┌─ Records supplied

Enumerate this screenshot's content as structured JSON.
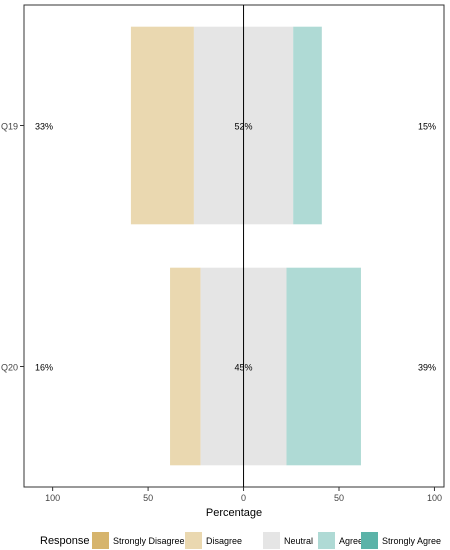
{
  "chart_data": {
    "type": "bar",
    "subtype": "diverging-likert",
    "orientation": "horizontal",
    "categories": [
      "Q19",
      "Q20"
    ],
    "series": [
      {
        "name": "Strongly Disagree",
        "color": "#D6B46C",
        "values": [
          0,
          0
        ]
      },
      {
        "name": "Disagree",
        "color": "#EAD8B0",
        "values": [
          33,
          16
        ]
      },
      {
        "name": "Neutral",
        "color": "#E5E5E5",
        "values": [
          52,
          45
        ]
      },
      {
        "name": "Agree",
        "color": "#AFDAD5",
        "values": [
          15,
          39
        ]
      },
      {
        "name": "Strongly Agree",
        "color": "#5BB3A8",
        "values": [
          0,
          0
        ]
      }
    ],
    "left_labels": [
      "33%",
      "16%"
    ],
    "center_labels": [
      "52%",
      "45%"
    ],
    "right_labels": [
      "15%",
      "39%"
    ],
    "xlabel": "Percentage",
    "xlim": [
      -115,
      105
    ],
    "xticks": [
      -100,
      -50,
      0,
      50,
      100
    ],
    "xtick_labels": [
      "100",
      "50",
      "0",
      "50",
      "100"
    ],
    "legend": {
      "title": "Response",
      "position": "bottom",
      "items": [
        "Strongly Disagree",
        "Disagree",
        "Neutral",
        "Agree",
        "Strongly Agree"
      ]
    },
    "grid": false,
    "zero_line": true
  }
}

└─
┌─ Records supplied

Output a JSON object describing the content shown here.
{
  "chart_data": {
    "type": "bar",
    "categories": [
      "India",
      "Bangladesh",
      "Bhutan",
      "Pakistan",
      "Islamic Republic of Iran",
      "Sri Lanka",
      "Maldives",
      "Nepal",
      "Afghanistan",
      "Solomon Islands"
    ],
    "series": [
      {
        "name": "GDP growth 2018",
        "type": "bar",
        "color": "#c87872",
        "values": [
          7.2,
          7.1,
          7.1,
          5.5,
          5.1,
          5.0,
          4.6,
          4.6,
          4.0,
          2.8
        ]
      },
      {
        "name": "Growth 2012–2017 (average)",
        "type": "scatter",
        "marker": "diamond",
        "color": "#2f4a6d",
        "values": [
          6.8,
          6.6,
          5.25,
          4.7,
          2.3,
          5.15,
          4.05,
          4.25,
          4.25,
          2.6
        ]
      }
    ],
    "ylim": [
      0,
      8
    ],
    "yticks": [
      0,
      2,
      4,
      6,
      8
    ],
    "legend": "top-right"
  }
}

└─
┌─ Records supplied

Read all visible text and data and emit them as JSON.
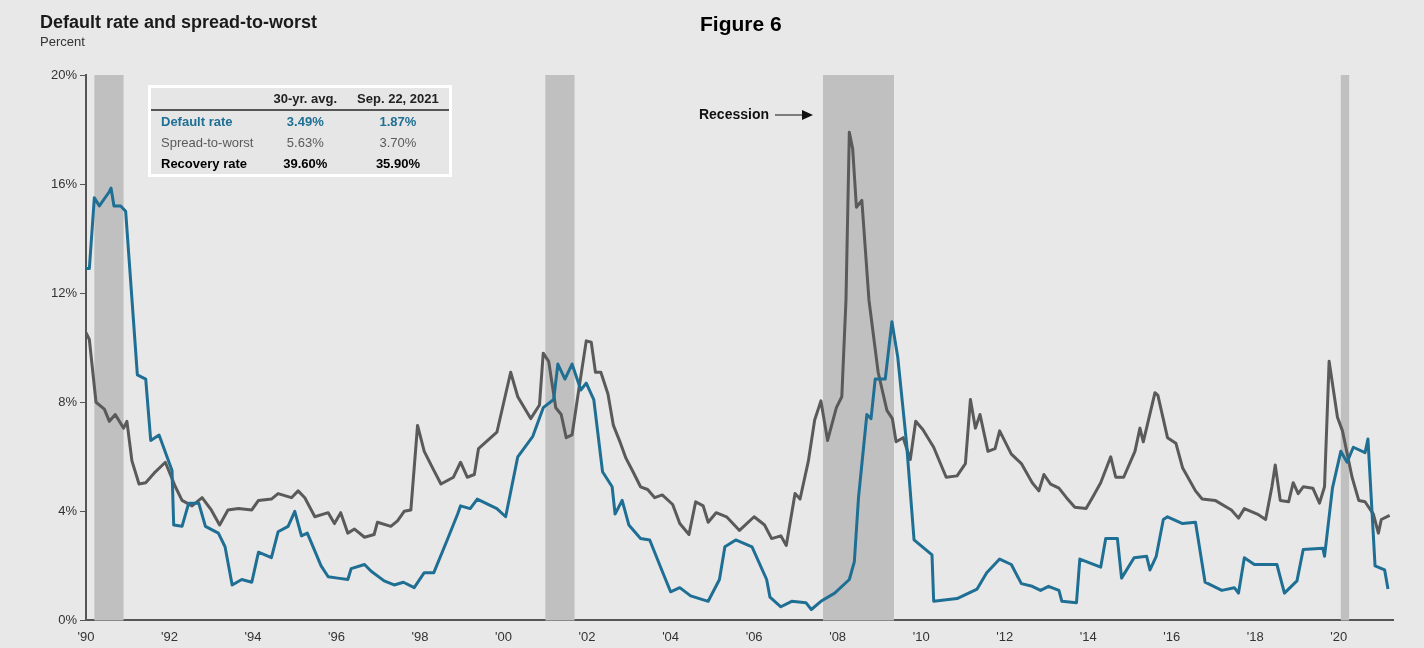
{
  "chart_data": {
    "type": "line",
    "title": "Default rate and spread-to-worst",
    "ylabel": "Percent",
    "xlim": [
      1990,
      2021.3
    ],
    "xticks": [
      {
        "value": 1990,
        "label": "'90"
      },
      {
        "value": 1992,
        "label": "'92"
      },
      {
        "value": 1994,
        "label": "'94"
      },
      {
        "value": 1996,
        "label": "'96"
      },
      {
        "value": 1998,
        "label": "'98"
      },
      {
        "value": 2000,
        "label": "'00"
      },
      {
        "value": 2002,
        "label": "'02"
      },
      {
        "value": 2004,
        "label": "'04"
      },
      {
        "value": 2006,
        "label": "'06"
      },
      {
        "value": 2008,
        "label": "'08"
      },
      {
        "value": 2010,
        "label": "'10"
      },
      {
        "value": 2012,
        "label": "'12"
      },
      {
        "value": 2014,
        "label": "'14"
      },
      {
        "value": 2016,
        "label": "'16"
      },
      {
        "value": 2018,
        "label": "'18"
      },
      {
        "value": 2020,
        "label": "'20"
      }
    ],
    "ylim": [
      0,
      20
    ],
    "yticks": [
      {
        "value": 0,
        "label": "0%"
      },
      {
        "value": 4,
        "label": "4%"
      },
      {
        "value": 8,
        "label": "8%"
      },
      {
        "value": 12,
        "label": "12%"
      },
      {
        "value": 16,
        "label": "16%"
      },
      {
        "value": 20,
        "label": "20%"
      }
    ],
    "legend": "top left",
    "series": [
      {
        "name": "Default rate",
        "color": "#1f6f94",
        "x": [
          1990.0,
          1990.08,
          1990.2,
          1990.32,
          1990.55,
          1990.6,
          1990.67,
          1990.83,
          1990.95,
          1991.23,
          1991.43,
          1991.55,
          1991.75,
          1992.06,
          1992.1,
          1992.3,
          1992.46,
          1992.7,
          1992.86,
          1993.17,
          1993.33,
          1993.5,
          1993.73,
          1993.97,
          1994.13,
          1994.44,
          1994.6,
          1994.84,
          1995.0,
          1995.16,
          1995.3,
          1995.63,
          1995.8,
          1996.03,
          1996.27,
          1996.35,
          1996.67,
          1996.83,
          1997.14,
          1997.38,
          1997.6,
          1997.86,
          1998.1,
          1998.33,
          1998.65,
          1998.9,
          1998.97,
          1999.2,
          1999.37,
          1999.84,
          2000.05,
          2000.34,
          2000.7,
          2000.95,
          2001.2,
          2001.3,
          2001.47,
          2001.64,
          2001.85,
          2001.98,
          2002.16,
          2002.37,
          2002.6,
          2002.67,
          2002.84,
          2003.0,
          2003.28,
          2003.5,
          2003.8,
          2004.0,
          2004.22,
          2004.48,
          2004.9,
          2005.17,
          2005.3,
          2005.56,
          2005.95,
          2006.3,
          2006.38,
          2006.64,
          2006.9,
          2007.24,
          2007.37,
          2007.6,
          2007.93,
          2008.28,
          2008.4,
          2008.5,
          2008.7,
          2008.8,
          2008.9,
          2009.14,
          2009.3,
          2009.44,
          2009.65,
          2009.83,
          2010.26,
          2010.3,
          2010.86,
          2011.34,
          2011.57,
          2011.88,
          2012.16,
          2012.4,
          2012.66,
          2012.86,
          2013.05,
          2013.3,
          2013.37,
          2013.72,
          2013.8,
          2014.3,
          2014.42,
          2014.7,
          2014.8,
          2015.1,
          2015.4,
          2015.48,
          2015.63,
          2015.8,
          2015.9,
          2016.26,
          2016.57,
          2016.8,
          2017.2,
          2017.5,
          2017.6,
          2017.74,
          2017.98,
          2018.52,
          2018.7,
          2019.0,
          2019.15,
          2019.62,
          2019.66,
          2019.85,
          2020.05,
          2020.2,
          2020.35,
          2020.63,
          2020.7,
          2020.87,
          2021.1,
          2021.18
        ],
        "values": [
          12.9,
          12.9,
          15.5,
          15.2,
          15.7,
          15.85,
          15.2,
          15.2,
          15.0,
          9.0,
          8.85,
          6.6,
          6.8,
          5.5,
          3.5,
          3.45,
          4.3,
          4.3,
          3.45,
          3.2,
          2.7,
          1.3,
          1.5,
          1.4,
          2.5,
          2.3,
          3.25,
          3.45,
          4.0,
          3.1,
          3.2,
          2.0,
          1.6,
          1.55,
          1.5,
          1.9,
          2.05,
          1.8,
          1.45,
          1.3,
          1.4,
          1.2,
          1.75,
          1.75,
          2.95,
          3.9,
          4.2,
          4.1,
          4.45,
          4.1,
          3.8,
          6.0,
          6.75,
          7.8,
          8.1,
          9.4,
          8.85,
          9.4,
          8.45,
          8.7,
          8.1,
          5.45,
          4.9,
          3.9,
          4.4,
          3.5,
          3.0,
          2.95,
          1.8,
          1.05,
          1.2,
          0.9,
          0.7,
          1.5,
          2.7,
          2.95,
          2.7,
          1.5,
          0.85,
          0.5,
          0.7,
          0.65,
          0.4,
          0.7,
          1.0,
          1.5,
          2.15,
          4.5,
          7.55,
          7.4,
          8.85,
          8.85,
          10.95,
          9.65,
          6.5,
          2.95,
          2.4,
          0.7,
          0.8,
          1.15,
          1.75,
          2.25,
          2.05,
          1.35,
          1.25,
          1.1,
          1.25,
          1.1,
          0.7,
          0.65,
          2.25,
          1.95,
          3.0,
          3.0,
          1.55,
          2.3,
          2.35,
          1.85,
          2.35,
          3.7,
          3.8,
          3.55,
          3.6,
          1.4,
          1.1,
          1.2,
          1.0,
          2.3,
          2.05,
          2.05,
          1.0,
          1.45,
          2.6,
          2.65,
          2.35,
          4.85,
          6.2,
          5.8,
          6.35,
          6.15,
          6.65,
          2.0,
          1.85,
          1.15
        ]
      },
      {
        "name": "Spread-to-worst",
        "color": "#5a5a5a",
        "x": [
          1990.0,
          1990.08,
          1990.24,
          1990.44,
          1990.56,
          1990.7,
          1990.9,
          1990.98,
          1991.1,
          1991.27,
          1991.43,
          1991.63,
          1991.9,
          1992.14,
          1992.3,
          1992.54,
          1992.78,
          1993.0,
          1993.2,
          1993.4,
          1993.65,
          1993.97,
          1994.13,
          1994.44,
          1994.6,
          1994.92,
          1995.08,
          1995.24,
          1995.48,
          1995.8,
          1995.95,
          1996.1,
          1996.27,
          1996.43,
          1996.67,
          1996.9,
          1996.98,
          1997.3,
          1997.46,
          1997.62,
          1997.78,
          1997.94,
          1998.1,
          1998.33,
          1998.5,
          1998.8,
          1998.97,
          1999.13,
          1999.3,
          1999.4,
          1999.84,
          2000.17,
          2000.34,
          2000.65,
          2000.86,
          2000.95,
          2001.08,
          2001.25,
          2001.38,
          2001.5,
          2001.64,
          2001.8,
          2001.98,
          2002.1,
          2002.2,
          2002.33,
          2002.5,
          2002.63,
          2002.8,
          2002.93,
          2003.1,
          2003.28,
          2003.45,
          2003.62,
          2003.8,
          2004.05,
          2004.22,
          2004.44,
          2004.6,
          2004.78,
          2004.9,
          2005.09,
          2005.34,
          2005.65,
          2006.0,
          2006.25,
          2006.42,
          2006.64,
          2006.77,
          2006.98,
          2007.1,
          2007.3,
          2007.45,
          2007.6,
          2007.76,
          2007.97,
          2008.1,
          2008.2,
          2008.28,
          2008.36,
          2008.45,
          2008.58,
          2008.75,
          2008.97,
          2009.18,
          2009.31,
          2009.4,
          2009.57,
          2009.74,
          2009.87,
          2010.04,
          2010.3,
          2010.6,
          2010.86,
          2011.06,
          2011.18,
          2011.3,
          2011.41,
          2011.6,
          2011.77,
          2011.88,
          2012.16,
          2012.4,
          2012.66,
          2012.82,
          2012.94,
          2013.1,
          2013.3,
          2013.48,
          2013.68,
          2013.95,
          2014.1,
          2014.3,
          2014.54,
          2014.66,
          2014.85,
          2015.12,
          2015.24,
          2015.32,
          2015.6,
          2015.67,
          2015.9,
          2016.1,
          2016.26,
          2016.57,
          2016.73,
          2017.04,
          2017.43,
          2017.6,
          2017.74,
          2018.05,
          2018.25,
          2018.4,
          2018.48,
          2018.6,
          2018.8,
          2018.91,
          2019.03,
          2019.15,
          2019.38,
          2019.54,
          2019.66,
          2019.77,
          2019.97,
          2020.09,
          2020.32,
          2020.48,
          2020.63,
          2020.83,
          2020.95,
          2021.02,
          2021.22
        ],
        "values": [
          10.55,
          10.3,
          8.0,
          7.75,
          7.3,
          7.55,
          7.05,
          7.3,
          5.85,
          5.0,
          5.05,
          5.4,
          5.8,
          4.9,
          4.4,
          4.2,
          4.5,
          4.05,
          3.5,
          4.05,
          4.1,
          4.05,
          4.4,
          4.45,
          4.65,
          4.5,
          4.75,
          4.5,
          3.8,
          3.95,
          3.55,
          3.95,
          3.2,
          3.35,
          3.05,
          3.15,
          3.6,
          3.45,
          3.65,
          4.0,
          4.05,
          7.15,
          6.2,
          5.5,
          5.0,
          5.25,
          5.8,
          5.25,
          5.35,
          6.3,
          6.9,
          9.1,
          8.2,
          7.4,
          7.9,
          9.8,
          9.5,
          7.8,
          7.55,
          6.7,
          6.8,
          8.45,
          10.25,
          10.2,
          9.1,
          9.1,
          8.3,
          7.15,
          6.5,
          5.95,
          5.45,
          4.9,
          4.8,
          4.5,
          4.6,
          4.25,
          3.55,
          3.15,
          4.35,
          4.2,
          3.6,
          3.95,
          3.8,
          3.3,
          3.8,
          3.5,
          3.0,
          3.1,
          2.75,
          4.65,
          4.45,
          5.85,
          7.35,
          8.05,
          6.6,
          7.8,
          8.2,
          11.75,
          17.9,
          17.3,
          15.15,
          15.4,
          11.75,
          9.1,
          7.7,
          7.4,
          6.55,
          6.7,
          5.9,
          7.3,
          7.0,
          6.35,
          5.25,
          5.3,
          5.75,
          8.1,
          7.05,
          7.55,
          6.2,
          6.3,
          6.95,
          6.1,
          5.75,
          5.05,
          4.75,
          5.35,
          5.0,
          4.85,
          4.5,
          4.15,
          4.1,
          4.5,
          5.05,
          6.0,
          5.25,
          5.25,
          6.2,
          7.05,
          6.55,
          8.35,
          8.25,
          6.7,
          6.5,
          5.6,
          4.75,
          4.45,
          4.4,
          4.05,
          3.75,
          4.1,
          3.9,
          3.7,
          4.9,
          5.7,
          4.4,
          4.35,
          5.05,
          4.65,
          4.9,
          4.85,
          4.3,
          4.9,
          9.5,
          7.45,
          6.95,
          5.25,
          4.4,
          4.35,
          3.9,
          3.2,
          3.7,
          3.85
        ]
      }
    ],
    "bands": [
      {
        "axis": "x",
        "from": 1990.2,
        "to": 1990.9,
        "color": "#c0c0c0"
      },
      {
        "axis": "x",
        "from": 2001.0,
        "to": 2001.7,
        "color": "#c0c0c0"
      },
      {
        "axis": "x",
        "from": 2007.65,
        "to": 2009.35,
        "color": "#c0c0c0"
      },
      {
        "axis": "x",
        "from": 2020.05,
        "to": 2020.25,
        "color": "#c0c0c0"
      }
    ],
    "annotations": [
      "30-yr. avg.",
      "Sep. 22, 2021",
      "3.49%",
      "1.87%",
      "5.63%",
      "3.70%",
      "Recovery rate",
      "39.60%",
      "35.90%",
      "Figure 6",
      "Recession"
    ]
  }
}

└─

*Task to carry out*: From the entries above, copy every line where the word "worst" shows up.

*Answer to the exercise*:
    "title": "Default rate and spread-to-worst",
        "name": "Spread-to-worst",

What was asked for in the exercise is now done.